“This fog is terrible. Can’t see a thing,” my brother muttered as he peered into the gray darkness. The road was barely visible in the beam of his headlights, the winding mountain road seemed to go on forever through the dark trees and murky darkness. Occasionally, we would see the dim taillights of a vehicle ahead of us, which gave some depth perception to the haze that blanketed the road.
It was November, 1997, and I was riding in the backseat of my older brother’s Mazda pickup. My sister was along too, and we were headed to Pennsylvania to attend a youth conference. Actually, I wasn’t even riding on a ‘seat’, really. My brother loved his music, and he’d removed the backseat of his pickup in order to fit in a giant subwoofer box. 😀 There was a space beside the box for one person (me!) to squeeze in. My knees were in my face the whole trip, but other than that it was quite pleasant, really.
We drove for hours through the foggy night. Finally we drove out of it, and then made it to our host’s home. It was dark, the family was all in bed. We tiptoed up to our rooms and fell into bed. In the morning we ate an early breakfast and headed to the church. The parking lot was filling up as we drove in, and I was nervous to meet all those strangers! My mom had taught me how to meet people though, and I’d had lots of practice from all the churches we’d been to. But I still didn’t enjoy it when I walked in and the foyer was a crush of strange youth. I managed to hang up my coat and squeeze through the crowd to to the sanctuary. My sister was 2 years older than me, and her personality was more outgoing and friendly. She led the way to an empty bench. Directly behind us sat two girls – clearly sisters – and we’d barely sat down when my sister promptly turned around and introduced herself to the older girl. I shyly introduced myself to the the pretty younger girl seated next to her; never realizing that we would end up lifelong friends! (we now attend the same church and she is still one of my best friends and one of the prettiest people I know!)

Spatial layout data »
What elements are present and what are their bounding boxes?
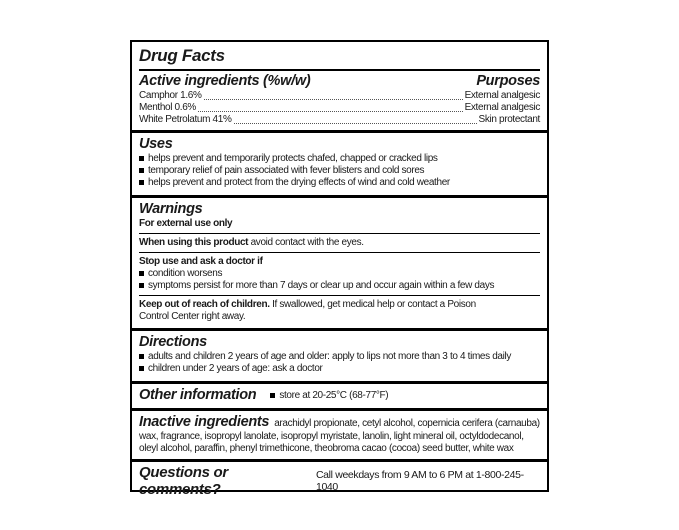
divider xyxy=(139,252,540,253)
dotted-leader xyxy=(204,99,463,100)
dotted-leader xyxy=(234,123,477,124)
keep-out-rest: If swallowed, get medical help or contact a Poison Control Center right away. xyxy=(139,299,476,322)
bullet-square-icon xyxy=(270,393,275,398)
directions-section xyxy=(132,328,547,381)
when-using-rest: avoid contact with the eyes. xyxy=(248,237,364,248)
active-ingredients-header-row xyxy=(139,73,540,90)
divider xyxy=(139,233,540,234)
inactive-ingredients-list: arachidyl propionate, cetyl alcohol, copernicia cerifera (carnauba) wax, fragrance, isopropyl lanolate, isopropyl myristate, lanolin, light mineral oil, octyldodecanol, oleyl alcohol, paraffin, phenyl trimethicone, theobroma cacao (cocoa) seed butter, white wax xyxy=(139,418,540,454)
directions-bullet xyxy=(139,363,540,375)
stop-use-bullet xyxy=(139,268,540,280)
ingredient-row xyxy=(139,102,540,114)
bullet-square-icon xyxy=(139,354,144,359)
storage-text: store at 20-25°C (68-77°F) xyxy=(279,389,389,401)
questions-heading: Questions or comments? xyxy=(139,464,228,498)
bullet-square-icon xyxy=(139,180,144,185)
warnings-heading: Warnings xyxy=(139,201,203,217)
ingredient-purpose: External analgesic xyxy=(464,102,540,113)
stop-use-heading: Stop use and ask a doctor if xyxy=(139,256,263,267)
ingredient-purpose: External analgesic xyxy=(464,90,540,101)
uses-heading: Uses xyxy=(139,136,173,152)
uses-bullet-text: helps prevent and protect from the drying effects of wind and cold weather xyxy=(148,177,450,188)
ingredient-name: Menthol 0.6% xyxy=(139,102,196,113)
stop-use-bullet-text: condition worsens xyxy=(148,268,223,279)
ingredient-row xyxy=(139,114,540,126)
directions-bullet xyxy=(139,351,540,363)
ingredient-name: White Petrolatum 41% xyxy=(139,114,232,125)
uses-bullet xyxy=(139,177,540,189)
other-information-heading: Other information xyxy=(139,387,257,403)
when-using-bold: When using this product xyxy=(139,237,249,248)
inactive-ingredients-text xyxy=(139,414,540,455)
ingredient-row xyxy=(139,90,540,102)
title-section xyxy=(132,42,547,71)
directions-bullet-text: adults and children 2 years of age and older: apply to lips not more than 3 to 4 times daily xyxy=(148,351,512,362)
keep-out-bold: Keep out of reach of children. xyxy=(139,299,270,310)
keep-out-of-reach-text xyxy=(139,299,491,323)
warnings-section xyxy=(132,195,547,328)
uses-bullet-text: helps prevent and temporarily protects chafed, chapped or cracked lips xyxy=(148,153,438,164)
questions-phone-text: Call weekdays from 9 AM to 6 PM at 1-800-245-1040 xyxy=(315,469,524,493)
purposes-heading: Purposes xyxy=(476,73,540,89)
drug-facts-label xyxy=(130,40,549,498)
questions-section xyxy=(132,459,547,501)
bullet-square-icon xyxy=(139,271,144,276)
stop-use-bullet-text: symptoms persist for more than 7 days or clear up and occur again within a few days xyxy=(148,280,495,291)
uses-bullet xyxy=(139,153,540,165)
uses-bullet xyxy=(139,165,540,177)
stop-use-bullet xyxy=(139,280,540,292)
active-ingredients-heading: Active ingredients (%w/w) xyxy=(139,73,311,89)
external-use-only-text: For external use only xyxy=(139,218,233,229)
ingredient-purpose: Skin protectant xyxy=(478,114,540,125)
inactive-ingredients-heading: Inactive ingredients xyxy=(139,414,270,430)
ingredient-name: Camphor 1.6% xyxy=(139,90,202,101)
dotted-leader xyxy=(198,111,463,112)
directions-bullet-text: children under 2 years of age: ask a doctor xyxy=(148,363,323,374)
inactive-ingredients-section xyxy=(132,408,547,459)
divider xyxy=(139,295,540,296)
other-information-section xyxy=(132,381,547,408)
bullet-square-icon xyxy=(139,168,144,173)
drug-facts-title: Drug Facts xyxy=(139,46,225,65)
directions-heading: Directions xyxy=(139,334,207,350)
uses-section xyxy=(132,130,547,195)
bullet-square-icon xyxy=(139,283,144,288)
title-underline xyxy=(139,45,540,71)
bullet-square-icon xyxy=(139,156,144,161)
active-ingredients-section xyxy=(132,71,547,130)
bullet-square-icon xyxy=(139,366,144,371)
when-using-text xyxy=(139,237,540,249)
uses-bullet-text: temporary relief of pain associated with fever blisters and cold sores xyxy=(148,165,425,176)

Exercise task »
Answer these questions about the passage describing the foggy drive to the youth conference:
1. In what month and year did the trip take place?
2. What did the brother remove from his pickup, and what did he fit in its place?
3. How many years older than the narrator was the sister?

Written solution »
1. November, 1997.
2. He removed the backseat and fit in a giant subwoofer box.
3. 2 years.